WRITTEN TASK:
Your task is to give the data again, exactly, with every line intact.

[SOURCE DATA start]

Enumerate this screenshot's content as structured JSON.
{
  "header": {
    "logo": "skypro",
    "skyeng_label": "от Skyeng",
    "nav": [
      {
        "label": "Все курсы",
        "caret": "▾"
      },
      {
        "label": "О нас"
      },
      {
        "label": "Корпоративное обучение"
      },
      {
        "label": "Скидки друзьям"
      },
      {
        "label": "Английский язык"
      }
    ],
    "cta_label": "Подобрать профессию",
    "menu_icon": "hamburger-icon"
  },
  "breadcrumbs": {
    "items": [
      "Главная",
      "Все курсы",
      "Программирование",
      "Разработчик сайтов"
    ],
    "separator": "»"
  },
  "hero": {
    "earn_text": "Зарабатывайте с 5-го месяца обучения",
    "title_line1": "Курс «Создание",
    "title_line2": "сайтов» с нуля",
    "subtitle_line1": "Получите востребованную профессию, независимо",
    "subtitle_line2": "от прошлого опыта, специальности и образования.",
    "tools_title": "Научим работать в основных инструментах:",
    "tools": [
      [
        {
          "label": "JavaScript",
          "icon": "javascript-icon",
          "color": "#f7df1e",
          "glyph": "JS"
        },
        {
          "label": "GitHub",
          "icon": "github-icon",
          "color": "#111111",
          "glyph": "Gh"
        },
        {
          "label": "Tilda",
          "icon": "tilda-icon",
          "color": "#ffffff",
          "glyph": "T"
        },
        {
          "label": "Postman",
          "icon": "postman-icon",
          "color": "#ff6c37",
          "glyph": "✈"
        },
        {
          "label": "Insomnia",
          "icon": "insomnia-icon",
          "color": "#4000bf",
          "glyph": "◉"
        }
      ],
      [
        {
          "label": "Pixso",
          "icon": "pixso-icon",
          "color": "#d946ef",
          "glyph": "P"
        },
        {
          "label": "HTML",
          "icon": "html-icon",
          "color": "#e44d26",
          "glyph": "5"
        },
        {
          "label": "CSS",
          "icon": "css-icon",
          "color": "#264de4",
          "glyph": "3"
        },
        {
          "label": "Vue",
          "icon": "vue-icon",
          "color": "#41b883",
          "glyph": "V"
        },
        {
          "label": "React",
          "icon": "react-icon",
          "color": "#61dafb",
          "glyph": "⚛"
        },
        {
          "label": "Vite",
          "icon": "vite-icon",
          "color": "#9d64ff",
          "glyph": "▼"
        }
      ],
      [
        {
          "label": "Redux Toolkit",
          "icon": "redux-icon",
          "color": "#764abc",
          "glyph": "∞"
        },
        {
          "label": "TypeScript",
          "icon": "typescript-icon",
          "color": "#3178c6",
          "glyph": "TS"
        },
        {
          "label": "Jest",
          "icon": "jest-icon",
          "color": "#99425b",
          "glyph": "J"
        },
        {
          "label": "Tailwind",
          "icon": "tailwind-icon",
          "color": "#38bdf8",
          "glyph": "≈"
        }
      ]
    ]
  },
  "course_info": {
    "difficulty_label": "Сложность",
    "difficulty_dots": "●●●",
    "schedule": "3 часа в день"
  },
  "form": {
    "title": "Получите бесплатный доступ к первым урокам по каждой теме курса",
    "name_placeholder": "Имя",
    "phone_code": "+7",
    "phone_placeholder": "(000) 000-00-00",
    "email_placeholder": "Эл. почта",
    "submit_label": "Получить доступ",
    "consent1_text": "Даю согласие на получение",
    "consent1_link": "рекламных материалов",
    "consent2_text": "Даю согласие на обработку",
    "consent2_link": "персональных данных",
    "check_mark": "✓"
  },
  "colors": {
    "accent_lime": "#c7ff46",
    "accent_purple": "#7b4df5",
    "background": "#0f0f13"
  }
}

[SOURCE DATA end]

RESPONSE TO THE TASK:
Enumerate this screenshot's content as structured JSON.
{
  "header": {
    "logo": "skypro",
    "skyeng_label": "от Skyeng",
    "nav": [
      {
        "label": "Все курсы",
        "caret": "▾"
      },
      {
        "label": "О нас"
      },
      {
        "label": "Корпоративное обучение"
      },
      {
        "label": "Скидки друзьям"
      },
      {
        "label": "Английский язык"
      }
    ],
    "cta_label": "Подобрать профессию",
    "menu_icon": "hamburger-icon"
  },
  "breadcrumbs": {
    "items": [
      "Главная",
      "Все курсы",
      "Программирование",
      "Разработчик сайтов"
    ],
    "separator": "»"
  },
  "hero": {
    "earn_text": "Зарабатывайте с 5-го месяца обучения",
    "title_line1": "Курс «Создание",
    "title_line2": "сайтов» с нуля",
    "subtitle_line1": "Получите востребованную профессию, независимо",
    "subtitle_line2": "от прошлого опыта, специальности и образования.",
    "tools_title": "Научим работать в основных инструментах:",
    "tools": [
      [
        {
          "label": "JavaScript",
          "icon": "javascript-icon",
          "color": "#f7df1e",
          "glyph": "JS"
        },
        {
          "label": "GitHub",
          "icon": "github-icon",
          "color": "#111111",
          "glyph": "Gh"
        },
        {
          "label": "Tilda",
          "icon": "tilda-icon",
          "color": "#ffffff",
          "glyph": "T"
        },
        {
          "label": "Postman",
          "icon": "postman-icon",
          "color": "#ff6c37",
          "glyph": "✈"
        },
        {
          "label": "Insomnia",
          "icon": "insomnia-icon",
          "color": "#4000bf",
          "glyph": "◉"
        }
      ],
      [
        {
          "label": "Pixso",
          "icon": "pixso-icon",
          "color": "#d946ef",
          "glyph": "P"
        },
        {
          "label": "HTML",
          "icon": "html-icon",
          "color": "#e44d26",
          "glyph": "5"
        },
        {
          "label": "CSS",
          "icon": "css-icon",
          "color": "#264de4",
          "glyph": "3"
        },
        {
          "label": "Vue",
          "icon": "vue-icon",
          "color": "#41b883",
          "glyph": "V"
        },
        {
          "label": "React",
          "icon": "react-icon",
          "color": "#61dafb",
          "glyph": "⚛"
        },
        {
          "label": "Vite",
          "icon": "vite-icon",
          "color": "#9d64ff",
          "glyph": "▼"
        }
      ],
      [
        {
          "label": "Redux Toolkit",
          "icon": "redux-icon",
          "color": "#764abc",
          "glyph": "∞"
        },
        {
          "label": "TypeScript",
          "icon": "typescript-icon",
          "color": "#3178c6",
          "glyph": "TS"
        },
        {
          "label": "Jest",
          "icon": "jest-icon",
          "color": "#99425b",
          "glyph": "J"
        },
        {
          "label": "Tailwind",
          "icon": "tailwind-icon",
          "color": "#38bdf8",
          "glyph": "≈"
        }
      ]
    ]
  },
  "course_info": {
    "difficulty_label": "Сложность",
    "difficulty_dots": "●●●",
    "schedule": "3 часа в день"
  },
  "form": {
    "title": "Получите бесплатный доступ к первым урокам по каждой теме курса",
    "name_placeholder": "Имя",
    "phone_code": "+7",
    "phone_placeholder": "(000) 000-00-00",
    "email_placeholder": "Эл. почта",
    "submit_label": "Получить доступ",
    "consent1_text": "Даю согласие на получение",
    "consent1_link": "рекламных материалов",
    "consent2_text": "Даю согласие на обработку",
    "consent2_link": "персональных данных",
    "check_mark": "✓"
  },
  "colors": {
    "accent_lime": "#c7ff46",
    "accent_purple": "#7b4df5",
    "background": "#0f0f13"
  }
}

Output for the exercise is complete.